* WHAT YOU SHOULD DO *
Write the records out again exactly, leaving no images in.
--- begin MATERIALS PROVIDED ---
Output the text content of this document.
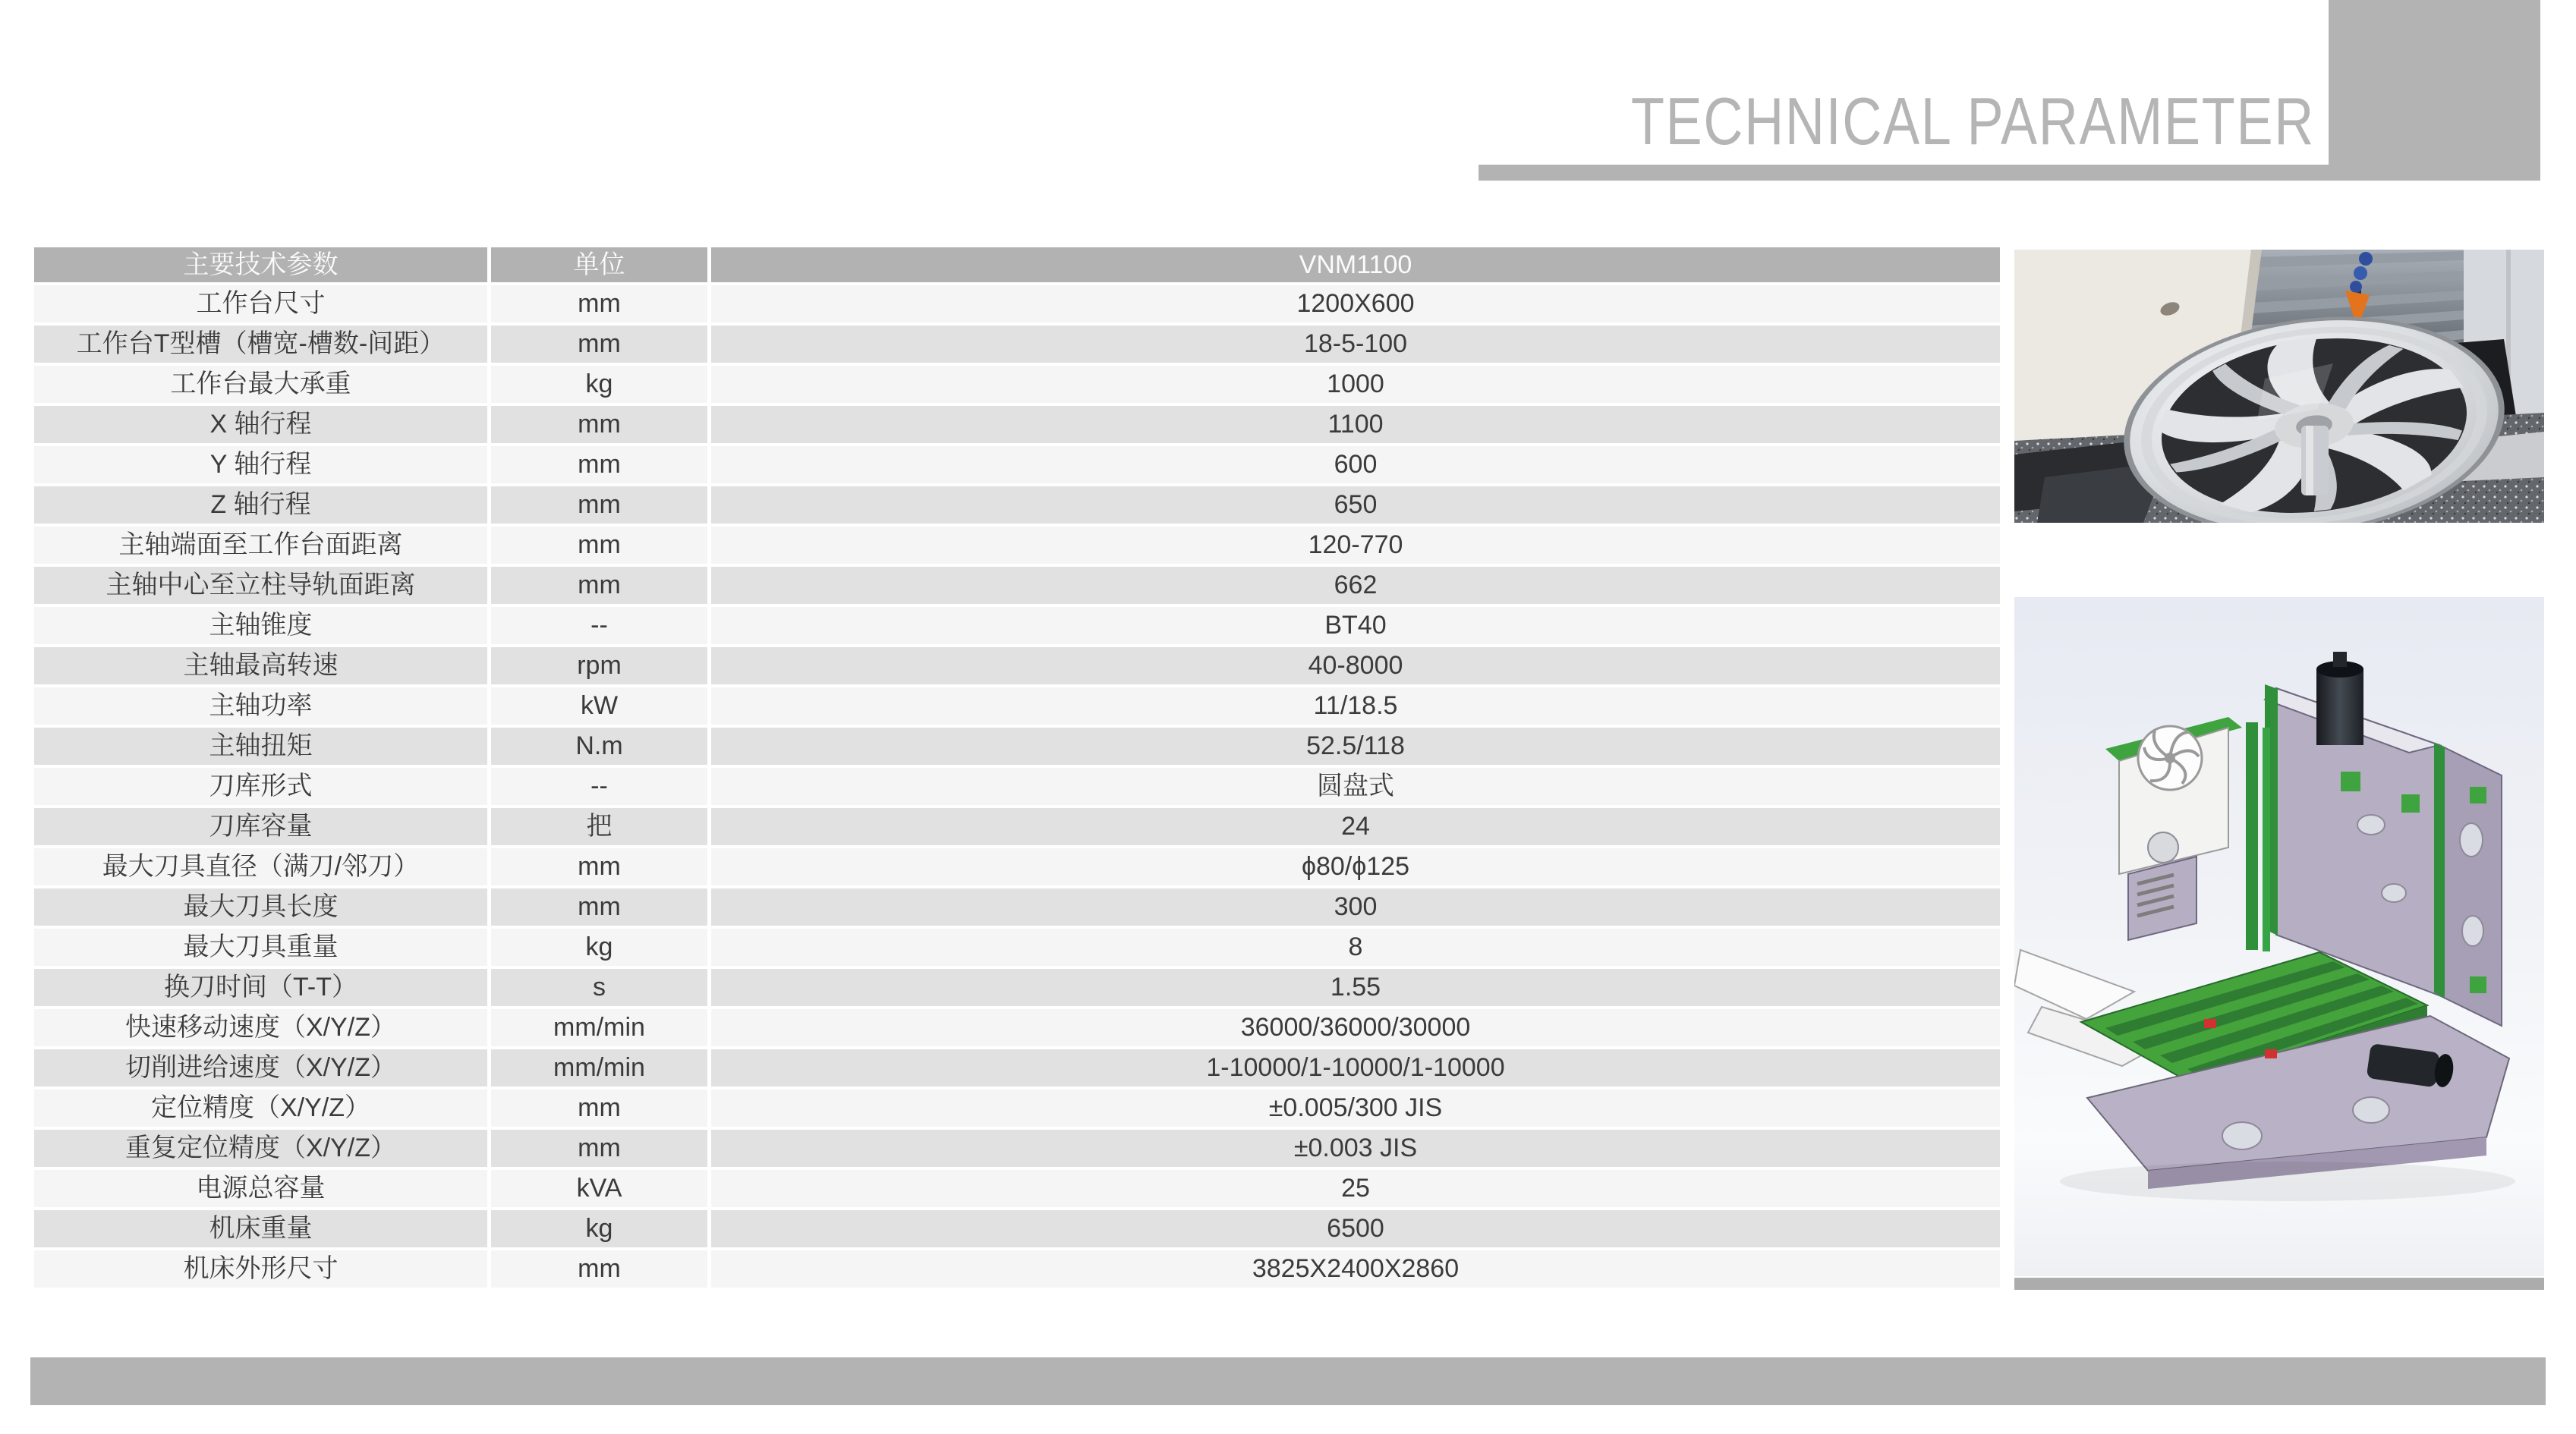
TECHNICAL PARAMETER
主要技术参数	单位	VNM1100
工作台尺寸	mm	1200X600
工作台T型槽（槽宽-槽数-间距）	mm	18-5-100
工作台最大承重	kg	1000
X 轴行程	mm	1100
Y 轴行程	mm	600
Z 轴行程	mm	650
主轴端面至工作台面距离	mm	120-770
主轴中心至立柱导轨面距离	mm	662
主轴锥度	--	BT40
主轴最高转速	rpm	40-8000
主轴功率	kW	11/18.5
主轴扭矩	N.m	52.5/118
刀库形式	--	圆盘式
刀库容量	把	24
最大刀具直径（满刀/邻刀）	mm	ϕ80/ϕ125
最大刀具长度	mm	300
最大刀具重量	kg	8
换刀时间（T-T）	s	1.55
快速移动速度（X/Y/Z）	mm/min	36000/36000/30000
切削进给速度（X/Y/Z）	mm/min	1-10000/1-10000/1-10000
定位精度（X/Y/Z）	mm	±0.005/300 JIS
重复定位精度（X/Y/Z）	mm	±0.003 JIS
电源总容量	kVA	25
机床重量	kg	6500
机床外形尺寸	mm	3825X2400X2860
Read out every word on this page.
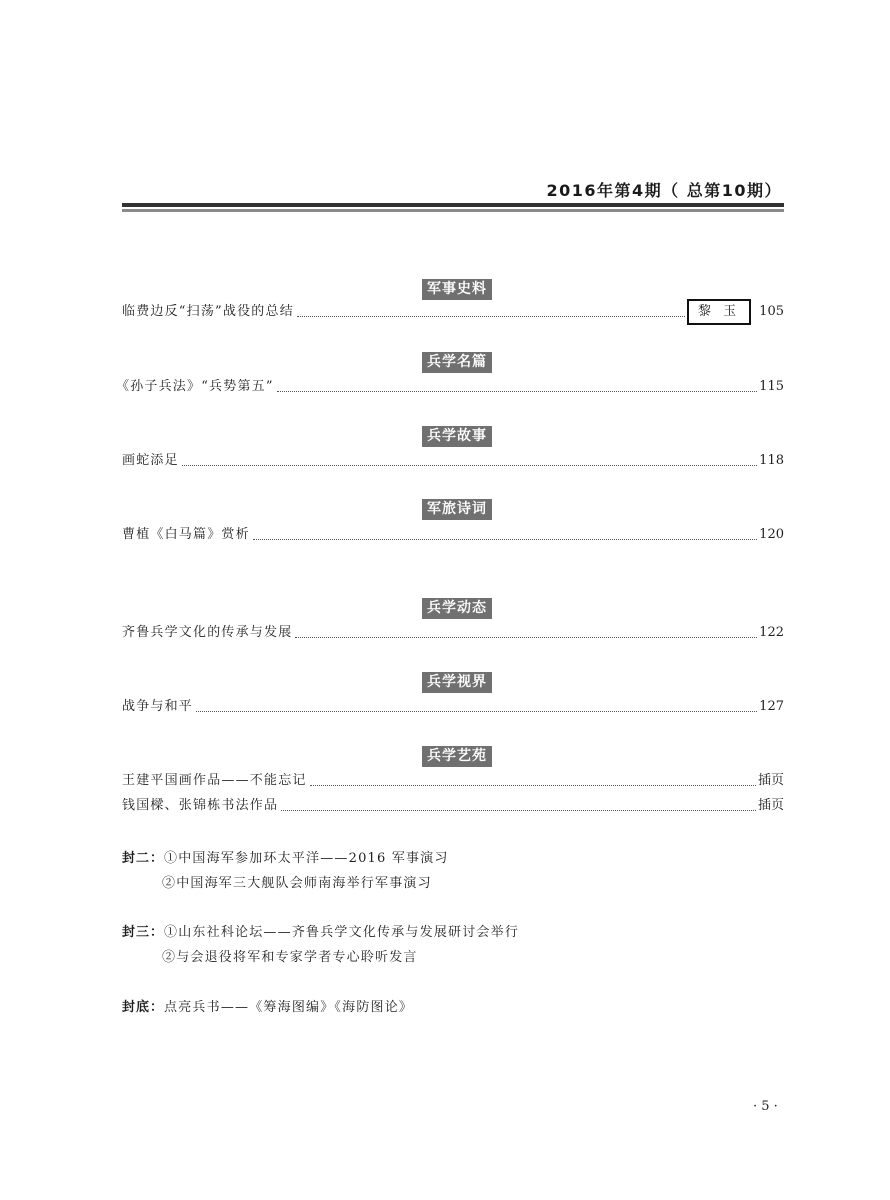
2016年第4期（ 总第10期）
军事史料
临费边反“扫荡”战役的总结	黎 玉	105
兵学名篇
《孙子兵法》“兵势第五”	115
兵学故事
画蛇添足	118
军旅诗词
曹植《白马篇》赏析	120
兵学动态
齐鲁兵学文化的传承与发展	122
兵学视界
战争与和平	127
兵学艺苑
王建平国画作品——不能忘记	插页
钱国樑、张锦栋书法作品	插页
封二：①中国海军参加环太平洋——2016 军事演习
②中国海军三大舰队会师南海举行军事演习
封三：①山东社科论坛——齐鲁兵学文化传承与发展研讨会举行
②与会退役将军和专家学者专心聆听发言
封底：点亮兵书——《筹海图编》《海防图论》
· 5 ·
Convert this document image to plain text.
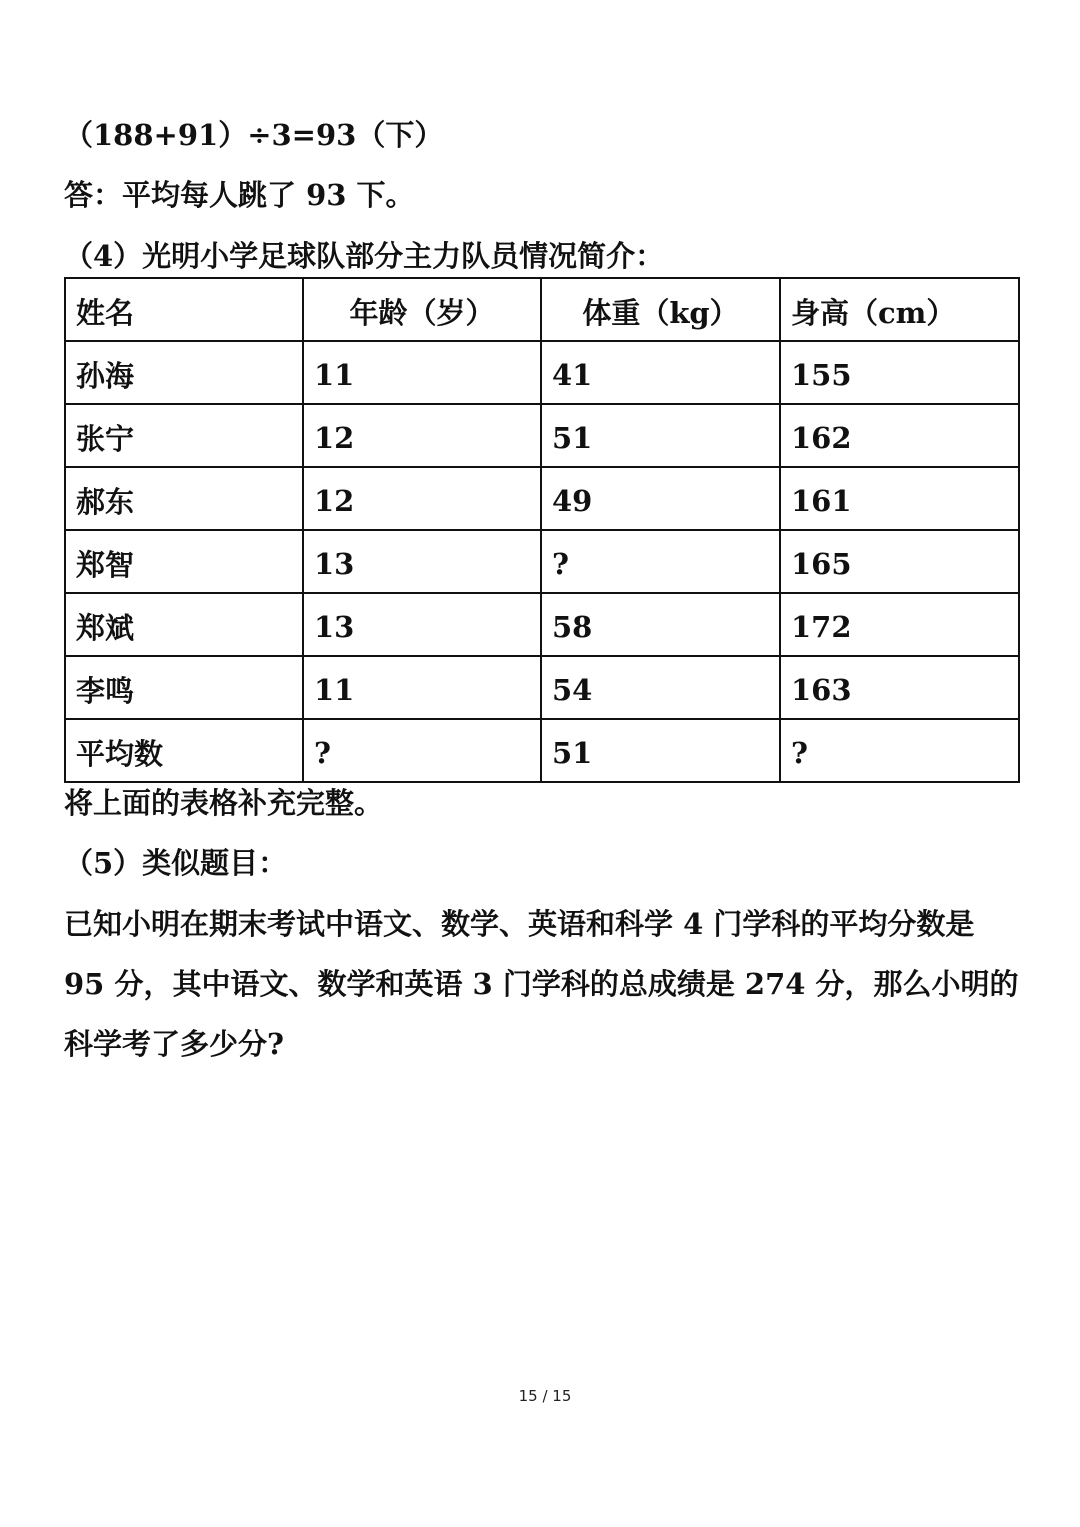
（188+91）÷3=93（下）

答：平均每人跳了 93 下。

（4）光明小学足球队部分主力队员情况简介：

姓名	年龄（岁）	体重（kg）	身高（cm）
孙海	11	41	155
张宁	12	51	162
郝东	12	49	161
郑智	13	?	165
郑斌	13	58	172
李鸣	11	54	163
平均数	?	51	?

将上面的表格补充完整。

（5）类似题目：

已知小明在期末考试中语文、数学、英语和科学 4 门学科的平均分数是 95 分，其中语文、数学和英语 3 门学科的总成绩是 274 分，那么小明的科学考了多少分?

15 / 15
--- end MATERIALS PROVIDED ---
* RESPONSE FOR THIS EXERCISE *
Output the text content of this document.
TECHNICAL PARAMETER
主要技术参数	单位	VNM1100
工作台尺寸	mm	1200X600
工作台T型槽（槽宽-槽数-间距）	mm	18-5-100
工作台最大承重	kg	1000
X 轴行程	mm	1100
Y 轴行程	mm	600
Z 轴行程	mm	650
主轴端面至工作台面距离	mm	120-770
主轴中心至立柱导轨面距离	mm	662
主轴锥度	--	BT40
主轴最高转速	rpm	40-8000
主轴功率	kW	11/18.5
主轴扭矩	N.m	52.5/118
刀库形式	--	圆盘式
刀库容量	把	24
最大刀具直径（满刀/邻刀）	mm	ϕ80/ϕ125
最大刀具长度	mm	300
最大刀具重量	kg	8
换刀时间（T-T）	s	1.55
快速移动速度（X/Y/Z）	mm/min	36000/36000/30000
切削进给速度（X/Y/Z）	mm/min	1-10000/1-10000/1-10000
定位精度（X/Y/Z）	mm	±0.005/300 JIS
重复定位精度（X/Y/Z）	mm	±0.003 JIS
电源总容量	kVA	25
机床重量	kg	6500
机床外形尺寸	mm	3825X2400X2860
Read out every word on this page.
2016年第4期（ 总第10期）
军事史料
临费边反“扫荡”战役的总结	黎 玉	105
兵学名篇
《孙子兵法》“兵势第五”	115
兵学故事
画蛇添足	118
军旅诗词
曹植《白马篇》赏析	120
兵学动态
齐鲁兵学文化的传承与发展	122
兵学视界
战争与和平	127
兵学艺苑
王建平国画作品——不能忘记	插页
钱国樑、张锦栋书法作品	插页
封二：①中国海军参加环太平洋——2016 军事演习
②中国海军三大舰队会师南海举行军事演习
封三：①山东社科论坛——齐鲁兵学文化传承与发展研讨会举行
②与会退役将军和专家学者专心聆听发言
封底：点亮兵书——《筹海图编》《海防图论》
· 5 ·
Convert this document image to plain text.
（188+91）÷3=93（下）

答：平均每人跳了 93 下。

（4）光明小学足球队部分主力队员情况简介：

姓名	年龄（岁）	体重（kg）	身高（cm）
孙海	11	41	155
张宁	12	51	162
郝东	12	49	161
郑智	13	?	165
郑斌	13	58	172
李鸣	11	54	163
平均数	?	51	?

将上面的表格补充完整。

（5）类似题目：

已知小明在期末考试中语文、数学、英语和科学 4 门学科的平均分数是 95 分，其中语文、数学和英语 3 门学科的总成绩是 274 分，那么小明的科学考了多少分?

15 / 15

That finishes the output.